(Dataset entries on figures)
######

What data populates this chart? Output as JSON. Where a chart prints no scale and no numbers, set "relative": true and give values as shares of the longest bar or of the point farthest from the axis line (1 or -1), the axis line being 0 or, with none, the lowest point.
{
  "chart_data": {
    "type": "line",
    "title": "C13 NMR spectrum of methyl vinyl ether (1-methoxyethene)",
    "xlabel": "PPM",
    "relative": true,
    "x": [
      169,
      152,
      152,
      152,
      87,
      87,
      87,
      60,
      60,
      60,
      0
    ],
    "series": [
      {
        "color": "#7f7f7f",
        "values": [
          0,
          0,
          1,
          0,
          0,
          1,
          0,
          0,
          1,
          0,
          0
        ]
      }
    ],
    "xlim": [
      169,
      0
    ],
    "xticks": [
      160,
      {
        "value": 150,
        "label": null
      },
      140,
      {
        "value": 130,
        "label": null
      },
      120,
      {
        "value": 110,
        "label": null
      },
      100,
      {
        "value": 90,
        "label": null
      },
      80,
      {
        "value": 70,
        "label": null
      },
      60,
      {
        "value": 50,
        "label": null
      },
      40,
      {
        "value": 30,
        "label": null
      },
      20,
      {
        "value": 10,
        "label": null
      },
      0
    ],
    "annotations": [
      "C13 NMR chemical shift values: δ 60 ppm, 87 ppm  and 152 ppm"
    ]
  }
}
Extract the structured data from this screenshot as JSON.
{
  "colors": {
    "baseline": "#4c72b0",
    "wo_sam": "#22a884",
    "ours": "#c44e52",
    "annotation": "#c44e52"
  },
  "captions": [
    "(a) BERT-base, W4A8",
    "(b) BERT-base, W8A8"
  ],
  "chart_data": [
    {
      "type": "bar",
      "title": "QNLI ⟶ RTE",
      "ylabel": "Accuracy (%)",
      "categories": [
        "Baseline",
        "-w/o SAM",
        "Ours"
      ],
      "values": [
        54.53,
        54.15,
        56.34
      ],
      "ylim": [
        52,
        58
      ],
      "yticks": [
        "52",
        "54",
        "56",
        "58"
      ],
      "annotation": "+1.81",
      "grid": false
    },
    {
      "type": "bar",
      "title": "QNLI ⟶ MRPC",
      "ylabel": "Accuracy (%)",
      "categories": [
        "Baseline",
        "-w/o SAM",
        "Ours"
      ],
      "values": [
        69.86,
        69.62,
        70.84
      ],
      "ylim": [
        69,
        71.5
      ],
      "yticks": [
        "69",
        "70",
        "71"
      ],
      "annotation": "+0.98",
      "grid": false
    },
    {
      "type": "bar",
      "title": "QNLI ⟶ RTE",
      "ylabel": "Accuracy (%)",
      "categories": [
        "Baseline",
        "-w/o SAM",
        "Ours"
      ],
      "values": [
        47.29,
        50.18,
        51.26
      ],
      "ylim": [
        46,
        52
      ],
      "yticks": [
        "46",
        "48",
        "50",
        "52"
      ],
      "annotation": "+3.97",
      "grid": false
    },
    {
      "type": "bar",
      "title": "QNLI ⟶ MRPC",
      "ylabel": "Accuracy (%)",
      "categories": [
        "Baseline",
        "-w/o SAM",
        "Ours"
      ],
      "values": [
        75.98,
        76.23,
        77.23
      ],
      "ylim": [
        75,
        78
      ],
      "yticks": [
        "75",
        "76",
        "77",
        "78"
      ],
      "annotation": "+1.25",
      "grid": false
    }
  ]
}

######

Every entry should be printed again exactly as written.

* **Expected output**
What data populates this chart? Output as JSON. Where a chart prints no scale and no numbers, set "relative": true and give values as shares of the longest bar or of the point farthest from the axis line (1 or -1), the axis line being 0 or, with none, the lowest point.
{
  "chart_data": {
    "type": "line",
    "title": "C13 NMR spectrum of methyl vinyl ether (1-methoxyethene)",
    "xlabel": "PPM",
    "relative": true,
    "x": [
      169,
      152,
      152,
      152,
      87,
      87,
      87,
      60,
      60,
      60,
      0
    ],
    "series": [
      {
        "color": "#7f7f7f",
        "values": [
          0,
          0,
          1,
          0,
          0,
          1,
          0,
          0,
          1,
          0,
          0
        ]
      }
    ],
    "xlim": [
      169,
      0
    ],
    "xticks": [
      160,
      {
        "value": 150,
        "label": null
      },
      140,
      {
        "value": 130,
        "label": null
      },
      120,
      {
        "value": 110,
        "label": null
      },
      100,
      {
        "value": 90,
        "label": null
      },
      80,
      {
        "value": 70,
        "label": null
      },
      60,
      {
        "value": 50,
        "label": null
      },
      40,
      {
        "value": 30,
        "label": null
      },
      20,
      {
        "value": 10,
        "label": null
      },
      0
    ],
    "annotations": [
      "C13 NMR chemical shift values: δ 60 ppm, 87 ppm  and 152 ppm"
    ]
  }
}
Extract the structured data from this screenshot as JSON.
{
  "colors": {
    "baseline": "#4c72b0",
    "wo_sam": "#22a884",
    "ours": "#c44e52",
    "annotation": "#c44e52"
  },
  "captions": [
    "(a) BERT-base, W4A8",
    "(b) BERT-base, W8A8"
  ],
  "chart_data": [
    {
      "type": "bar",
      "title": "QNLI ⟶ RTE",
      "ylabel": "Accuracy (%)",
      "categories": [
        "Baseline",
        "-w/o SAM",
        "Ours"
      ],
      "values": [
        54.53,
        54.15,
        56.34
      ],
      "ylim": [
        52,
        58
      ],
      "yticks": [
        "52",
        "54",
        "56",
        "58"
      ],
      "annotation": "+1.81",
      "grid": false
    },
    {
      "type": "bar",
      "title": "QNLI ⟶ MRPC",
      "ylabel": "Accuracy (%)",
      "categories": [
        "Baseline",
        "-w/o SAM",
        "Ours"
      ],
      "values": [
        69.86,
        69.62,
        70.84
      ],
      "ylim": [
        69,
        71.5
      ],
      "yticks": [
        "69",
        "70",
        "71"
      ],
      "annotation": "+0.98",
      "grid": false
    },
    {
      "type": "bar",
      "title": "QNLI ⟶ RTE",
      "ylabel": "Accuracy (%)",
      "categories": [
        "Baseline",
        "-w/o SAM",
        "Ours"
      ],
      "values": [
        47.29,
        50.18,
        51.26
      ],
      "ylim": [
        46,
        52
      ],
      "yticks": [
        "46",
        "48",
        "50",
        "52"
      ],
      "annotation": "+3.97",
      "grid": false
    },
    {
      "type": "bar",
      "title": "QNLI ⟶ MRPC",
      "ylabel": "Accuracy (%)",
      "categories": [
        "Baseline",
        "-w/o SAM",
        "Ours"
      ],
      "values": [
        75.98,
        76.23,
        77.23
      ],
      "ylim": [
        75,
        78
      ],
      "yticks": [
        "75",
        "76",
        "77",
        "78"
      ],
      "annotation": "+1.25",
      "grid": false
    }
  ]
}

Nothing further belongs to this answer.